• Material for this task:
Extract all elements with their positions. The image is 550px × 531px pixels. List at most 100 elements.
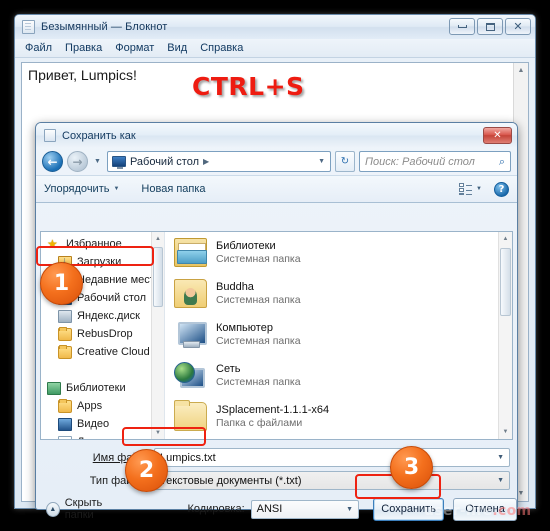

* * *

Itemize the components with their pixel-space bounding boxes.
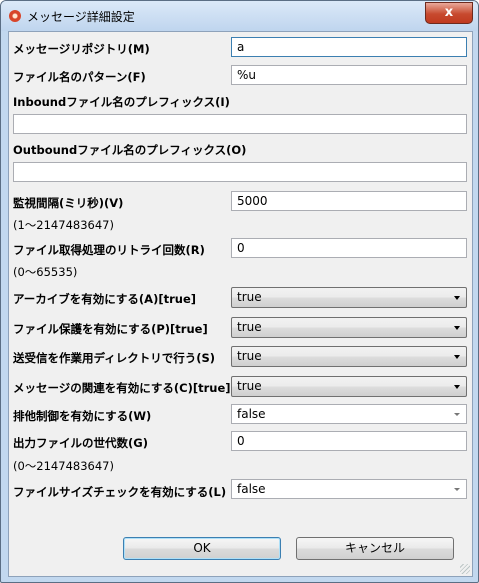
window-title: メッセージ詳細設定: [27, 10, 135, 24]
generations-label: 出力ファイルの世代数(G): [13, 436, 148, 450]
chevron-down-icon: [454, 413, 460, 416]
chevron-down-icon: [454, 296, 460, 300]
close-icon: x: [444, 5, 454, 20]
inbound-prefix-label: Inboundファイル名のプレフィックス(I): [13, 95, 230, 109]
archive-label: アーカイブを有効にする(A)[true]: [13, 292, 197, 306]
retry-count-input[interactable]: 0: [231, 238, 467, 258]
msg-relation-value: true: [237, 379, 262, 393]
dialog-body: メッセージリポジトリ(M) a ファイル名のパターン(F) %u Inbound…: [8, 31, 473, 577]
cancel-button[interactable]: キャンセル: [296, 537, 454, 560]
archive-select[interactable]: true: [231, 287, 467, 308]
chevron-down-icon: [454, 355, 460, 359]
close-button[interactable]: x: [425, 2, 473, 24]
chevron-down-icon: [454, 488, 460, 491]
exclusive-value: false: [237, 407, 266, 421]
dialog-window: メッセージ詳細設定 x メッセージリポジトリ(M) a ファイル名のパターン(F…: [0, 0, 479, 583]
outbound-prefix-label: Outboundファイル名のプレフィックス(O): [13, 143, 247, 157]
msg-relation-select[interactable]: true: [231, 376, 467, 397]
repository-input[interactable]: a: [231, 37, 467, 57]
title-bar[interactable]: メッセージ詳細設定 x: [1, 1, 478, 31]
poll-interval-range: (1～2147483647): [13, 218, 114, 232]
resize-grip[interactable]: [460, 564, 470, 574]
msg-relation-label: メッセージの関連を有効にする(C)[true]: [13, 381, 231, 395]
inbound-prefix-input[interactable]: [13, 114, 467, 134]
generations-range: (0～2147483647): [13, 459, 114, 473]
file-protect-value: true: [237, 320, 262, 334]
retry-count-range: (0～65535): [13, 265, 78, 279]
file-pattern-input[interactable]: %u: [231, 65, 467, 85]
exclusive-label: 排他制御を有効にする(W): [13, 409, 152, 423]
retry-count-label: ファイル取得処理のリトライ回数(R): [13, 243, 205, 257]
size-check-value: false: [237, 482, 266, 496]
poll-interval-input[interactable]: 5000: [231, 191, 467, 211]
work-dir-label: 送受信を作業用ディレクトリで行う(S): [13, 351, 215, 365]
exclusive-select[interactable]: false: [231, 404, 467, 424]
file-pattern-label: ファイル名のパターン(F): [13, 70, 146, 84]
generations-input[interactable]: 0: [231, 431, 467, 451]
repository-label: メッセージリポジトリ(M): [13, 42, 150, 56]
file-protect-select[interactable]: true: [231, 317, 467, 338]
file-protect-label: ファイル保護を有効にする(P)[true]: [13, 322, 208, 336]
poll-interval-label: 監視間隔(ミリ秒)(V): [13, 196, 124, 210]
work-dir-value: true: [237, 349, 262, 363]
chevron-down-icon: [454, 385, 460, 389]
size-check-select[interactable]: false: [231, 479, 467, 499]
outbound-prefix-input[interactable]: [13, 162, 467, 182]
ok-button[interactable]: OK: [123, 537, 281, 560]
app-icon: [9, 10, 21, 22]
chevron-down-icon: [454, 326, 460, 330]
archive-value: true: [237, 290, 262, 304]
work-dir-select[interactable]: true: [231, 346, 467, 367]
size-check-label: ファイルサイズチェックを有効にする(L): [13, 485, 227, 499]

* * *

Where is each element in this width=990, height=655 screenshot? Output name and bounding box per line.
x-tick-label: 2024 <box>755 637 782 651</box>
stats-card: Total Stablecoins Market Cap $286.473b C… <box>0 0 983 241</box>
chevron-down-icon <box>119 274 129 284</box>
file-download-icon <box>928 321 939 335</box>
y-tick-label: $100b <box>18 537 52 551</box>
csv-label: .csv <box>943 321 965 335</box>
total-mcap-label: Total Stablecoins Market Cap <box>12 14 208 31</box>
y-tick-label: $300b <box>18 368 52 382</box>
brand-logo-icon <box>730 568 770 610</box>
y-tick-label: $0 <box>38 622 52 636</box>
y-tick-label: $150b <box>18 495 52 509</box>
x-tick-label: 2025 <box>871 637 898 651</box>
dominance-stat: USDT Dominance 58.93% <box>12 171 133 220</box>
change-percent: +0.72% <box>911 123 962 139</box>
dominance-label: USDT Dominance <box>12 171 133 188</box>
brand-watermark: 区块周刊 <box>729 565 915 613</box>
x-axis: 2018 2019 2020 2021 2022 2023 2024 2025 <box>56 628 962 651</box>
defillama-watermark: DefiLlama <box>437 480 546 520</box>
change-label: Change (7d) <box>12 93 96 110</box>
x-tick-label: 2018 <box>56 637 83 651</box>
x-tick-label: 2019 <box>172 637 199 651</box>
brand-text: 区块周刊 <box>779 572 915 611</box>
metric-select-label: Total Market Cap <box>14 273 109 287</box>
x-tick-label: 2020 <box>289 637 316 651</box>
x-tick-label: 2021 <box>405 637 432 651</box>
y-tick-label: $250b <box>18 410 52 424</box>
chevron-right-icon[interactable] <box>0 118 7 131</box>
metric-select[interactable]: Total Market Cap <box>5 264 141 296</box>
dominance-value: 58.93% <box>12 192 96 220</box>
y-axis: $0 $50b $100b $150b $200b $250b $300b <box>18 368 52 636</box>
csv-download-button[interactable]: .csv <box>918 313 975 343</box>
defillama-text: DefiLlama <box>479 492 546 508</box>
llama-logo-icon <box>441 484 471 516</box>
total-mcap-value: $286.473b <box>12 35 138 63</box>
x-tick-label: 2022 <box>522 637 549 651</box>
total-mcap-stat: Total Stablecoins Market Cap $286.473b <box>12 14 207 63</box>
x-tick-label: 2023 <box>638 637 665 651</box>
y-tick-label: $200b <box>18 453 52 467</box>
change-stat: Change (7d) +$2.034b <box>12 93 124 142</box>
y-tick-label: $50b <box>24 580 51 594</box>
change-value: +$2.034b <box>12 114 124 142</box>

• Exercise instructions:
Quote the lines from the one containing "Where is each" through the one containing "y-tick-label: $300b <box>18 368 52 382</box>", character for character.

• Solution to this task:
Where is each element in this width=990, height=655 screenshot? Output name and bounding box per line.
x-tick-label: 2024 <box>755 637 782 651</box>
stats-card: Total Stablecoins Market Cap $286.473b C… <box>0 0 983 241</box>
chevron-down-icon <box>119 274 129 284</box>
file-download-icon <box>928 321 939 335</box>
y-tick-label: $100b <box>18 537 52 551</box>
csv-label: .csv <box>943 321 965 335</box>
total-mcap-label: Total Stablecoins Market Cap <box>12 14 208 31</box>
y-tick-label: $300b <box>18 368 52 382</box>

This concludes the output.